Retype the material word for word.

◇ ◇ ◇ ◇ ◇ ◇ ◇

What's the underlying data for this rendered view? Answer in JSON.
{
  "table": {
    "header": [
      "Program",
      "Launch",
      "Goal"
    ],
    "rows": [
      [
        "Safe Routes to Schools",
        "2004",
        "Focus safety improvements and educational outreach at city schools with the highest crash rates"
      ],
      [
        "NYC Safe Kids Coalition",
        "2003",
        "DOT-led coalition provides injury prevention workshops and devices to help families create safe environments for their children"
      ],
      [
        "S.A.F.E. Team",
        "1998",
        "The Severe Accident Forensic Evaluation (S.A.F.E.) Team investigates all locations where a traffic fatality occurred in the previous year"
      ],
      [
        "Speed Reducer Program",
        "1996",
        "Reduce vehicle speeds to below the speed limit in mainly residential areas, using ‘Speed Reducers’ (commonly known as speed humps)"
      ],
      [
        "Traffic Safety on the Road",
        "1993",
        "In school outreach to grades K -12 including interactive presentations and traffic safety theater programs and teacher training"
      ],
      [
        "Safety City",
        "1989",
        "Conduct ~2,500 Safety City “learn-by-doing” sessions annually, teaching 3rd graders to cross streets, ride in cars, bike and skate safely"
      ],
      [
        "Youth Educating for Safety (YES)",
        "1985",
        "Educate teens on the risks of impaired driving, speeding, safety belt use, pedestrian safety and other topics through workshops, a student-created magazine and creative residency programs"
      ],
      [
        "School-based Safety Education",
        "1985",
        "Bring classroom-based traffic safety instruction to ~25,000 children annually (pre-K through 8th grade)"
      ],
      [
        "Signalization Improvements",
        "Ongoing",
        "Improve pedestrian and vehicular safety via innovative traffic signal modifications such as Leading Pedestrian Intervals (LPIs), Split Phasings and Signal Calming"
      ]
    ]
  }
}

◇ ◇ ◇ ◇ ◇ ◇ ◇

# Solution to the exercise
What's the underlying data for this rendered view? Answer in JSON.
{
  "table": {
    "header": [
      "Program",
      "Launch",
      "Goal"
    ],
    "rows": [
      [
        "Safe Routes to Schools",
        "2004",
        "Focus safety improvements and educational outreach at city schools with the highest crash rates"
      ],
      [
        "NYC Safe Kids Coalition",
        "2003",
        "DOT-led coalition provides injury prevention workshops and devices to help families create safe environments for their children"
      ],
      [
        "S.A.F.E. Team",
        "1998",
        "The Severe Accident Forensic Evaluation (S.A.F.E.) Team investigates all locations where a traffic fatality occurred in the previous year"
      ],
      [
        "Speed Reducer Program",
        "1996",
        "Reduce vehicle speeds to below the speed limit in mainly residential areas, using ‘Speed Reducers’ (commonly known as speed humps)"
      ],
      [
        "Traffic Safety on the Road",
        "1993",
        "In school outreach to grades K -12 including interactive presentations and traffic safety theater programs and teacher training"
      ],
      [
        "Safety City",
        "1989",
        "Conduct ~2,500 Safety City “learn-by-doing” sessions annually, teaching 3rd graders to cross streets, ride in cars, bike and skate safely"
      ],
      [
        "Youth Educating for Safety (YES)",
        "1985",
        "Educate teens on the risks of impaired driving, speeding, safety belt use, pedestrian safety and other topics through workshops, a student-created magazine and creative residency programs"
      ],
      [
        "School-based Safety Education",
        "1985",
        "Bring classroom-based traffic safety instruction to ~25,000 children annually (pre-K through 8th grade)"
      ],
      [
        "Signalization Improvements",
        "Ongoing",
        "Improve pedestrian and vehicular safety via innovative traffic signal modifications such as Leading Pedestrian Intervals (LPIs), Split Phasings and Signal Calming"
      ]
    ]
  }
}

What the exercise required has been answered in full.